• _Objective_
Of all the lines in the material, how many contain the word "success"? State the number alone.

____________

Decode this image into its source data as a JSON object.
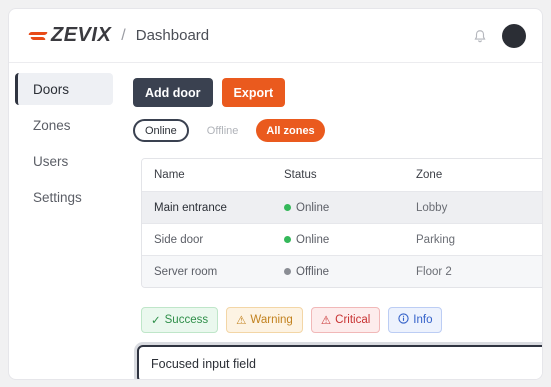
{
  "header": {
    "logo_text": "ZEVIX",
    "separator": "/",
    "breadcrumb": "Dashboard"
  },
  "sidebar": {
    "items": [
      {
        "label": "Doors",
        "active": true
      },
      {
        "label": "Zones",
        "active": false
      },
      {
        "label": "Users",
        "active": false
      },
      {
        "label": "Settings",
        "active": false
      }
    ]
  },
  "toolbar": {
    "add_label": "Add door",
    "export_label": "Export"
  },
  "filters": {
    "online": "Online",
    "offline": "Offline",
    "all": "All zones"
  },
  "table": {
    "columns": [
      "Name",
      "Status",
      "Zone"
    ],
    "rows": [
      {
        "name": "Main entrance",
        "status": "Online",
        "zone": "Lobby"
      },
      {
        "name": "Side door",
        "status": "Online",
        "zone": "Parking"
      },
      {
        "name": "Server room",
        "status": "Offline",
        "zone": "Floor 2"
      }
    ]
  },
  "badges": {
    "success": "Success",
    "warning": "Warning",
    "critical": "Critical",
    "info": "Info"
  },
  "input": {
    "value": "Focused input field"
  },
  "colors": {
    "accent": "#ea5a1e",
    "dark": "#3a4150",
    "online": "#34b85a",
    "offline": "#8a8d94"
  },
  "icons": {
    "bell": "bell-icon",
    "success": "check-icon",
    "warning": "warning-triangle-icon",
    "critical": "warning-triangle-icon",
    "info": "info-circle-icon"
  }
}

____________

• _Exercise result_
2